Figure dataset records:
┌──

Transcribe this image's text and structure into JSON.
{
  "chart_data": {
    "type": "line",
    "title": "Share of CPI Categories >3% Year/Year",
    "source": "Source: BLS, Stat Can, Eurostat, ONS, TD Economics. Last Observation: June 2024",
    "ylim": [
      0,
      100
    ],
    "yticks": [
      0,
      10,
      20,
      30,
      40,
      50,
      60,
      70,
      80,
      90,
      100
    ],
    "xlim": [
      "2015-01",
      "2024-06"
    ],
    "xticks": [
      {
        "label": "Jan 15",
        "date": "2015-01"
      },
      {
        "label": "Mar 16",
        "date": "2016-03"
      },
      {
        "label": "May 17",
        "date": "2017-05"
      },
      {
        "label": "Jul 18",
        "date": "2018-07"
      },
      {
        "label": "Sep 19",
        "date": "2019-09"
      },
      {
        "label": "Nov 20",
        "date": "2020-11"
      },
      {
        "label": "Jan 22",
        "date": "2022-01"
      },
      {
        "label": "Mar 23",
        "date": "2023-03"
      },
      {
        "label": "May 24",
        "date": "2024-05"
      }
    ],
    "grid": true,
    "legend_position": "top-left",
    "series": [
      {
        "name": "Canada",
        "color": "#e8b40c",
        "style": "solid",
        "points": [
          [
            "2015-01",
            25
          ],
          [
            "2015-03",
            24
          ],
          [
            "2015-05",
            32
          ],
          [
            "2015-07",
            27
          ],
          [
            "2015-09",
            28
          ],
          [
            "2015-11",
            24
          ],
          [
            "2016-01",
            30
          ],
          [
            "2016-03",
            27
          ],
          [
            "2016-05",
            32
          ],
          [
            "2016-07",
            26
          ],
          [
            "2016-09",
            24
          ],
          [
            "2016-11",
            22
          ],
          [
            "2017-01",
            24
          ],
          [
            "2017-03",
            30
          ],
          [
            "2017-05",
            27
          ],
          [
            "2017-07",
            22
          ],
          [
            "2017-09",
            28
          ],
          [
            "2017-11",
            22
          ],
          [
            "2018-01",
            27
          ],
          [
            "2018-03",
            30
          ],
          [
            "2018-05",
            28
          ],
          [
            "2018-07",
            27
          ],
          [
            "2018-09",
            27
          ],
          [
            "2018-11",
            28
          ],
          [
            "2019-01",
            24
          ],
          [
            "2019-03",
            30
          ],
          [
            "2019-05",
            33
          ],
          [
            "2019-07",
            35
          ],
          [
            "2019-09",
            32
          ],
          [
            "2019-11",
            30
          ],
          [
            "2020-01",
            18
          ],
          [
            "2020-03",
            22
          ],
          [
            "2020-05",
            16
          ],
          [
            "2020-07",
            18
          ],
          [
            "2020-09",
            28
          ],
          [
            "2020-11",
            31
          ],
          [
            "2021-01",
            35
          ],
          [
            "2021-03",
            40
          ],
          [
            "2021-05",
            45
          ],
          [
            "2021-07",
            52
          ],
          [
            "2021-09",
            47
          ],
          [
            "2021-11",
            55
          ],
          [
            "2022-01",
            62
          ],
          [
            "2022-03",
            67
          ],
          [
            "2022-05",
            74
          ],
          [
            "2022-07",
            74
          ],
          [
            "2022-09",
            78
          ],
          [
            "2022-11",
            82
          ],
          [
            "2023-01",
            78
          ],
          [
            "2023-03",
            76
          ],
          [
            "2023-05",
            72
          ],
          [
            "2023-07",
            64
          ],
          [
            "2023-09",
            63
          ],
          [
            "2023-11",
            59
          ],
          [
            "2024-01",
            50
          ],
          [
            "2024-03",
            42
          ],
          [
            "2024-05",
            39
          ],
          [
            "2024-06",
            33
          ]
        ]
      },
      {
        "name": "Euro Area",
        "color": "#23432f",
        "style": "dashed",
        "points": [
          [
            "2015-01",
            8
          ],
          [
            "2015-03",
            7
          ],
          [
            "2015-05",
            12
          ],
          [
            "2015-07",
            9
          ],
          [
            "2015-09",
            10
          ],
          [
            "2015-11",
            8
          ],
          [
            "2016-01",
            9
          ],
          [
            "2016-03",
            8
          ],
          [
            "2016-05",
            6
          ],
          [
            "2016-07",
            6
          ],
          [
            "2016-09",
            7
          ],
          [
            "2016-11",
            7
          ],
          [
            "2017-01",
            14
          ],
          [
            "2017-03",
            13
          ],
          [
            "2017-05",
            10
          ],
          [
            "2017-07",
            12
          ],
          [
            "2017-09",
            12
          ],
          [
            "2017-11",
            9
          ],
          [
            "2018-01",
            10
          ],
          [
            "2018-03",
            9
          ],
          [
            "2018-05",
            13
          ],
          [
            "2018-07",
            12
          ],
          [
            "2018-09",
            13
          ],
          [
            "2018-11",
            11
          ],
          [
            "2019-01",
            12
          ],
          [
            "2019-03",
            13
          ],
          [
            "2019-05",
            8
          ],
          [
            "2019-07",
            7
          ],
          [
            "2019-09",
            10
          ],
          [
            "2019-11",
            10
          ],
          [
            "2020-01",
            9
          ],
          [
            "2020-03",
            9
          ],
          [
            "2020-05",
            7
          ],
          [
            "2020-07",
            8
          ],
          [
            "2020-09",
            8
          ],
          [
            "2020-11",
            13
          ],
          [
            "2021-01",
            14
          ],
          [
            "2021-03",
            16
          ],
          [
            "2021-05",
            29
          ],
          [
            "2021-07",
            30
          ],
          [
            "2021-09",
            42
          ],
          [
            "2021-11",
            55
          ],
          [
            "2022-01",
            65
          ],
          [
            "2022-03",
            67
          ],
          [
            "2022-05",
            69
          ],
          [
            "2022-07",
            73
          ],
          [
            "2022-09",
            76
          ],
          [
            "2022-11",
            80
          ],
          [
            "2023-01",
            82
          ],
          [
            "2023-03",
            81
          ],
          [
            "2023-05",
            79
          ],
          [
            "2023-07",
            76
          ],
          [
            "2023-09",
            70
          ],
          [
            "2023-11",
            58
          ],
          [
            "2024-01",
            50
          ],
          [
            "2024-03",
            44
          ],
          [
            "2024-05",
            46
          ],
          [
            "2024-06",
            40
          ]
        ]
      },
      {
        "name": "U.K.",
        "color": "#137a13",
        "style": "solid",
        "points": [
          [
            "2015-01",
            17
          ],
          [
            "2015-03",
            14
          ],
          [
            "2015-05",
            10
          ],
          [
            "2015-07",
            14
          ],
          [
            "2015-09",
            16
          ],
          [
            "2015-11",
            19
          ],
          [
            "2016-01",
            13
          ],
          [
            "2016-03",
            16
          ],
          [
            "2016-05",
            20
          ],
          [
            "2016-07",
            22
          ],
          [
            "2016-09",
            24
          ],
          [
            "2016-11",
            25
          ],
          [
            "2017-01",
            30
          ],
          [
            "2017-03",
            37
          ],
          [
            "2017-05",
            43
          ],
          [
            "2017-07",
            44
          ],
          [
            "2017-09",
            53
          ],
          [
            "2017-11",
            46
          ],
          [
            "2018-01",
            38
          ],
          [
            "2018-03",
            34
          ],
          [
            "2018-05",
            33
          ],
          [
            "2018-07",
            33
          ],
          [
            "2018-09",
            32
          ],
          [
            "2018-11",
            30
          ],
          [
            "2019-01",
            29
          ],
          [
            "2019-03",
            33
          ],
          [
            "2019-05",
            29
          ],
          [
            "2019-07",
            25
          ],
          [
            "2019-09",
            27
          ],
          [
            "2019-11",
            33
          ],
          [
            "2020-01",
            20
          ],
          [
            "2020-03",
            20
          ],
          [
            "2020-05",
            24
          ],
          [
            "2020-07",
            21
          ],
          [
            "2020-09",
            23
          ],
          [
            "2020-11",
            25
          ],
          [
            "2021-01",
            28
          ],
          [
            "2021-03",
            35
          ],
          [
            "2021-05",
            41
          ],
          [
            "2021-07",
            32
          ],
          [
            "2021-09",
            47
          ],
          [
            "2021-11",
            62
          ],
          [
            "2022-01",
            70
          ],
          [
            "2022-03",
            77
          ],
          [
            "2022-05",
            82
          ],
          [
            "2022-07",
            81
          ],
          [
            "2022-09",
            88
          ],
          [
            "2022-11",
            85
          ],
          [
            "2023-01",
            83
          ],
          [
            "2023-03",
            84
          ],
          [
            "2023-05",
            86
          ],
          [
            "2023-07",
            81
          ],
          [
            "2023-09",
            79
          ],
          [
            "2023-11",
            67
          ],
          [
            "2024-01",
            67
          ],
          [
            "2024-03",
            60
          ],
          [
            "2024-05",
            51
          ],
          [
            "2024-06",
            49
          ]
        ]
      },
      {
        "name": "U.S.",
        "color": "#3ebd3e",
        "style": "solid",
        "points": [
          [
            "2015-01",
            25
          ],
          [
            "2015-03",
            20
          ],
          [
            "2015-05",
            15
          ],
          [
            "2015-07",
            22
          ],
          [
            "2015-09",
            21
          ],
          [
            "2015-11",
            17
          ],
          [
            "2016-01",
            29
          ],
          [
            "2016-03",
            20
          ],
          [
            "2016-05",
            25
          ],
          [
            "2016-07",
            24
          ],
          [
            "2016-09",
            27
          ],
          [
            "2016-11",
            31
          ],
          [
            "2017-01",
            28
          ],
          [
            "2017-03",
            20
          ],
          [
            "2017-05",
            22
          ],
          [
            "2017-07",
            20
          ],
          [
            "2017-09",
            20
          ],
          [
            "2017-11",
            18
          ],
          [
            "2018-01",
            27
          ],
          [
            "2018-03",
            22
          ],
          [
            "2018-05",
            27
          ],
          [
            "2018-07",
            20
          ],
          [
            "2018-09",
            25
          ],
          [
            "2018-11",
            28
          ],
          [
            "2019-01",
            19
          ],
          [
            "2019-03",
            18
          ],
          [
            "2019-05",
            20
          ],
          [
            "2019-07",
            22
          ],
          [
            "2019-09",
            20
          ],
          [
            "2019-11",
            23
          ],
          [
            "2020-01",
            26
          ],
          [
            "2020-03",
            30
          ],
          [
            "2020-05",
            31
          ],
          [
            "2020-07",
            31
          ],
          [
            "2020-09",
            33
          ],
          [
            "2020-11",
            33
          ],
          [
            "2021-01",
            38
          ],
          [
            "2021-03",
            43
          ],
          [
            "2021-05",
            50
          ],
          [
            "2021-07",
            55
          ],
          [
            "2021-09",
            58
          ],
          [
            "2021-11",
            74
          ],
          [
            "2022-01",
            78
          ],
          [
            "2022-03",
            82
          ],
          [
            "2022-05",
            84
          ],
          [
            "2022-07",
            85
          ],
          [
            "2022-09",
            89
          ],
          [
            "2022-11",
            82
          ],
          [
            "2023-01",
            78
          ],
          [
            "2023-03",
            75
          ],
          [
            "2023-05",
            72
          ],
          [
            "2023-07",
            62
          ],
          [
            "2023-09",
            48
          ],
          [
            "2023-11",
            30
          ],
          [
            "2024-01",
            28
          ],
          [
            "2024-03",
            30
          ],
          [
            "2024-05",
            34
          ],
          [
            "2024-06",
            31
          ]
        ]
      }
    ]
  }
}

└──

What this task involves: Show each line holding the word "date".

Output:
        "date": "2015-01"
        "date": "2016-03"
        "date": "2017-05"
        "date": "2018-07"
        "date": "2019-09"
        "date": "2020-11"
        "date": "2022-01"
        "date": "2023-03"
        "date": "2024-05"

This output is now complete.